--- Begin Records shown ---

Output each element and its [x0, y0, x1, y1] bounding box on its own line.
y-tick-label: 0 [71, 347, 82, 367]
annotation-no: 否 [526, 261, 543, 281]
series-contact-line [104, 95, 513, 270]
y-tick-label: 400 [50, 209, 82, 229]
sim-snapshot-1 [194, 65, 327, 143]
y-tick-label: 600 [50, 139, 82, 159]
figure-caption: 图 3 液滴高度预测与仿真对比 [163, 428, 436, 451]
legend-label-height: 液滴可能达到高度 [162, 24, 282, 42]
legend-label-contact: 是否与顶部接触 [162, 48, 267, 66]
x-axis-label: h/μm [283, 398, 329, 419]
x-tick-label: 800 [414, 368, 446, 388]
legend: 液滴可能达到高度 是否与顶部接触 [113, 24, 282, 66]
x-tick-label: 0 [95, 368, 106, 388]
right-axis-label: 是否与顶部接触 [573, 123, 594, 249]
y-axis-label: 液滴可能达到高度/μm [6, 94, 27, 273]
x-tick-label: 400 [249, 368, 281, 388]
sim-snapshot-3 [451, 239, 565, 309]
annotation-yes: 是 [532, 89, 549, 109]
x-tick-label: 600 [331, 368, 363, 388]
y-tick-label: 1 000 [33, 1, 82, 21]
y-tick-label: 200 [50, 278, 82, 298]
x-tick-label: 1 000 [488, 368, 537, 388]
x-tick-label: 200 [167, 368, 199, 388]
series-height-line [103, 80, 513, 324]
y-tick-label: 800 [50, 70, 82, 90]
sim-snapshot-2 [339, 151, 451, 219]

--- End Records shown ---

> [Aim of the task]
Can you write out every row above again, word for word and with nothing changed?

> [Solution for this task]
Output each element and its [x0, y0, x1, y1] bounding box on its own line.
y-tick-label: 0 [71, 347, 82, 367]
annotation-no: 否 [526, 261, 543, 281]
series-contact-line [104, 95, 513, 270]
y-tick-label: 400 [50, 209, 82, 229]
sim-snapshot-1 [194, 65, 327, 143]
y-tick-label: 600 [50, 139, 82, 159]
figure-caption: 图 3 液滴高度预测与仿真对比 [163, 428, 436, 451]
legend-label-height: 液滴可能达到高度 [162, 24, 282, 42]
legend-label-contact: 是否与顶部接触 [162, 48, 267, 66]
x-axis-label: h/μm [283, 398, 329, 419]
x-tick-label: 800 [414, 368, 446, 388]
legend: 液滴可能达到高度 是否与顶部接触 [113, 24, 282, 66]
x-tick-label: 0 [95, 368, 106, 388]
right-axis-label: 是否与顶部接触 [573, 123, 594, 249]
y-axis-label: 液滴可能达到高度/μm [6, 94, 27, 273]
x-tick-label: 400 [249, 368, 281, 388]
sim-snapshot-3 [451, 239, 565, 309]
annotation-yes: 是 [532, 89, 549, 109]
x-tick-label: 600 [331, 368, 363, 388]
y-tick-label: 1 000 [33, 1, 82, 21]
y-tick-label: 200 [50, 278, 82, 298]
x-tick-label: 1 000 [488, 368, 537, 388]
x-tick-label: 200 [167, 368, 199, 388]
series-height-line [103, 80, 513, 324]
y-tick-label: 800 [50, 70, 82, 90]
sim-snapshot-2 [339, 151, 451, 219]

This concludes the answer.